### Required task
Out of all the lines below, count those with the word "this". Give the number only.
#### Dataset extract ####
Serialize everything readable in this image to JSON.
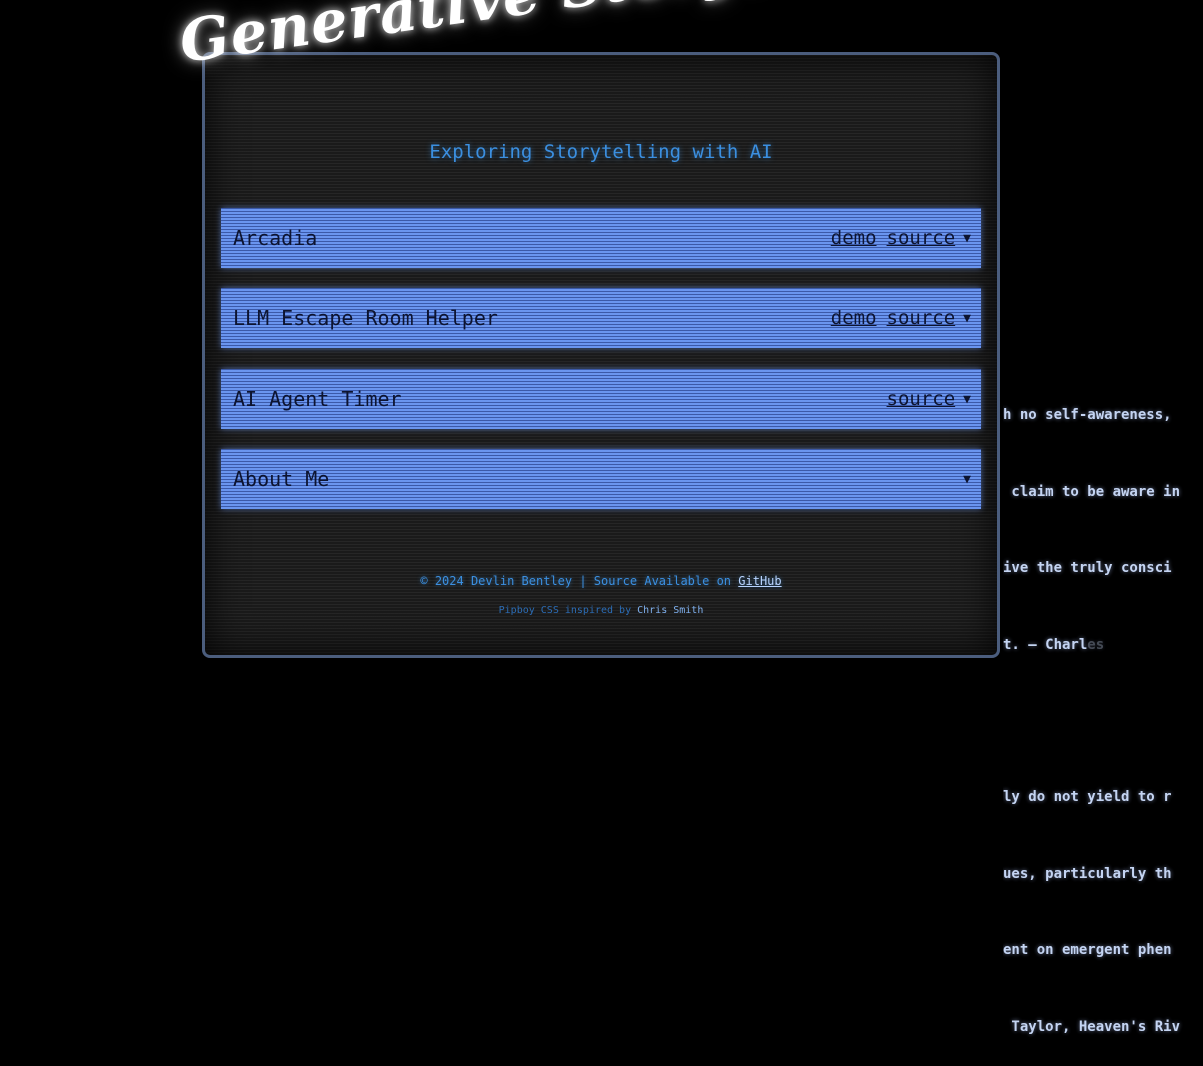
{
  "header": {
    "title": "Generative Storytelling",
    "subtitle": "Exploring Storytelling with AI"
  },
  "projects": [
    {
      "title": "Arcadia",
      "demo": "demo",
      "source": "source",
      "toggle": "▼"
    },
    {
      "title": "LLM Escape Room Helper",
      "demo": "demo",
      "source": "source",
      "toggle": "▼"
    },
    {
      "title": "AI Agent Timer",
      "source": "source",
      "toggle": "▼"
    },
    {
      "title": "About Me",
      "toggle": "▼"
    }
  ],
  "footer": {
    "copyright": "© 2024 Devlin Bentley | Source Available on ",
    "github_link": "GitHub",
    "credit_prefix": "Pipboy CSS inspired by ",
    "credit_name": "Chris Smith"
  },
  "background_text": {
    "lines": [
      "h no self-awareness,",
      " claim to be aware in",
      "ive the truly consci",
      "t. — Charl",
      "ly do not yield to r",
      "ues, particularly th",
      "ent on emergent phen",
      " Taylor, Heaven's Riv"
    ],
    "faded_tail": "es"
  },
  "colors": {
    "accent": "#3b8fe0",
    "card": "#6a95ef",
    "panel_border": "#4b5d7d"
  }
}
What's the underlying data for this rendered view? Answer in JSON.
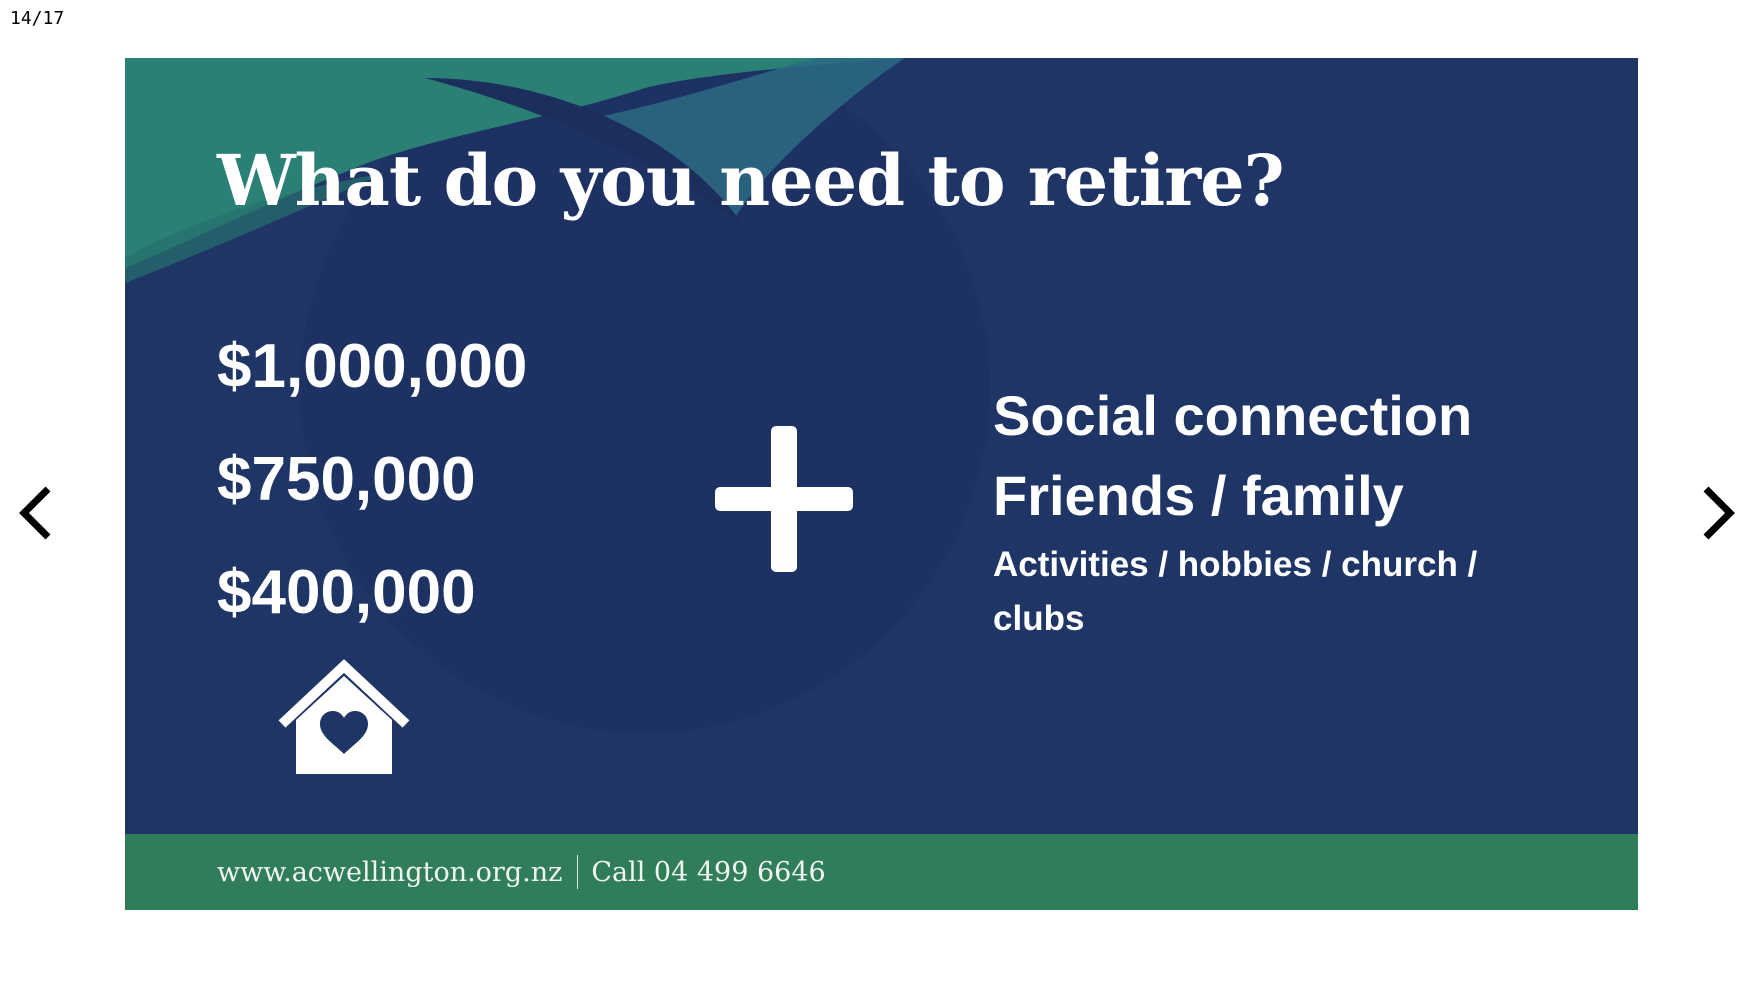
{
  "viewer": {
    "counter": "14/17",
    "prev_icon": "chevron-left-icon",
    "next_icon": "chevron-right-icon"
  },
  "slide": {
    "title": "What do you need to retire?",
    "amounts": [
      "$1,000,000",
      "$750,000",
      "$400,000"
    ],
    "house_icon": "house-heart-icon",
    "plus_icon": "plus-icon",
    "social": {
      "line1": "Social connection",
      "line2": "Friends / family",
      "line3": "Activities / hobbies / church / clubs"
    },
    "footer": {
      "url": "www.acwellington.org.nz",
      "phone": "Call 04 499 6646"
    },
    "colors": {
      "background": "#1e3566",
      "accent_green": "#2f7e59",
      "teal_swoosh": "#2a8075",
      "text": "#ffffff"
    }
  }
}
####
### Task answer
2